— BEGIN Task inputs —
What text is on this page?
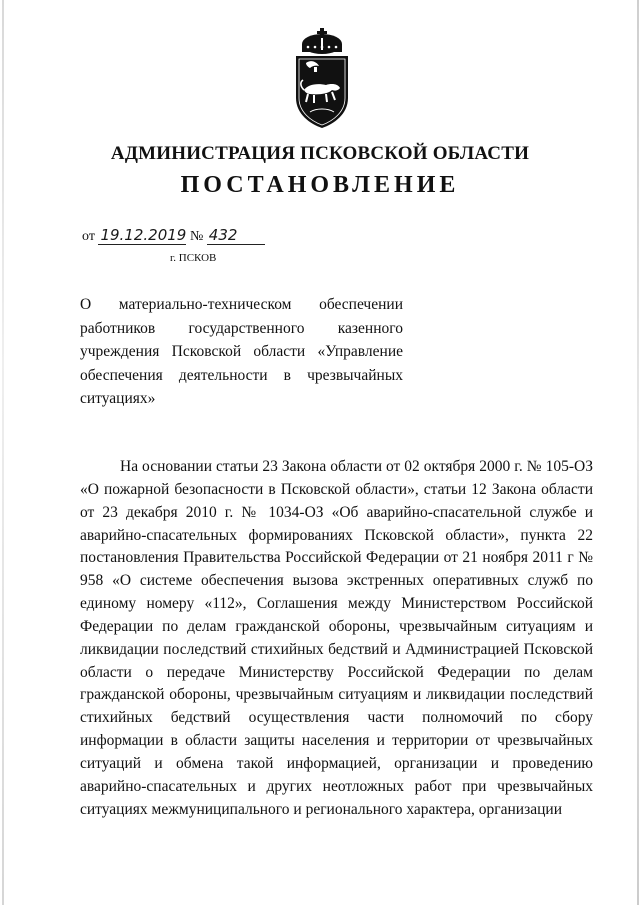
АДМИНИСТРАЦИЯ ПСКОВСКОЙ ОБЛАСТИ
ПОСТАНОВЛЕНИЕ
от 19.12.2019 № 432
г. ПСКОВ
О материально-техническом обеспечении работников государственного казенного учреждения Псковской области «Управление обеспечения деятельности в чрезвычайных ситуациях»
На основании статьи 23 Закона области от 02 октября 2000 г. № 105-ОЗ «О пожарной безопасности в Псковской области», статьи 12 Закона области от 23 декабря 2010 г. № 1034-ОЗ «Об аварийно-спасательной службе и аварийно-спасательных формированиях Псковской области», пункта 22 постановления Правительства Российской Федерации от 21 ноября 2011 г № 958 «О системе обеспечения вызова экстренных оперативных служб по единому номеру «112», Соглашения между Министерством Российской Федерации по делам гражданской обороны, чрезвычайным ситуациям и ликвидации последствий стихийных бедствий и Администрацией Псковской области о передаче Министерству Российской Федерации по делам гражданской обороны, чрезвычайным ситуациям и ликвидации последствий стихийных бедствий осуществления части полномочий по сбору информации в области защиты населения и территории от чрезвычайных ситуаций и обмена такой информацией, организации и проведению аварийно-спасательных и других неотложных работ при чрезвычайных ситуациях межмуниципального и регионального характера, организации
— END Task inputs —
> [Short exercise]: Will you set down the records word for word while leaving out every picture?

> [Answer to this exercise]:
What text is on this page?
АДМИНИСТРАЦИЯ ПСКОВСКОЙ ОБЛАСТИ
ПОСТАНОВЛЕНИЕ
от 19.12.2019 № 432
г. ПСКОВ
О материально-техническом обеспечении работников государственного казенного учреждения Псковской области «Управление обеспечения деятельности в чрезвычайных ситуациях»
На основании статьи 23 Закона области от 02 октября 2000 г. № 105-ОЗ «О пожарной безопасности в Псковской области», статьи 12 Закона области от 23 декабря 2010 г. № 1034-ОЗ «Об аварийно-спасательной службе и аварийно-спасательных формированиях Псковской области», пункта 22 постановления Правительства Российской Федерации от 21 ноября 2011 г № 958 «О системе обеспечения вызова экстренных оперативных служб по единому номеру «112», Соглашения между Министерством Российской Федерации по делам гражданской обороны, чрезвычайным ситуациям и ликвидации последствий стихийных бедствий и Администрацией Псковской области о передаче Министерству Российской Федерации по делам гражданской обороны, чрезвычайным ситуациям и ликвидации последствий стихийных бедствий осуществления части полномочий по сбору информации в области защиты населения и территории от чрезвычайных ситуаций и обмена такой информацией, организации и проведению аварийно-спасательных и других неотложных работ при чрезвычайных ситуациях межмуниципального и регионального характера, организации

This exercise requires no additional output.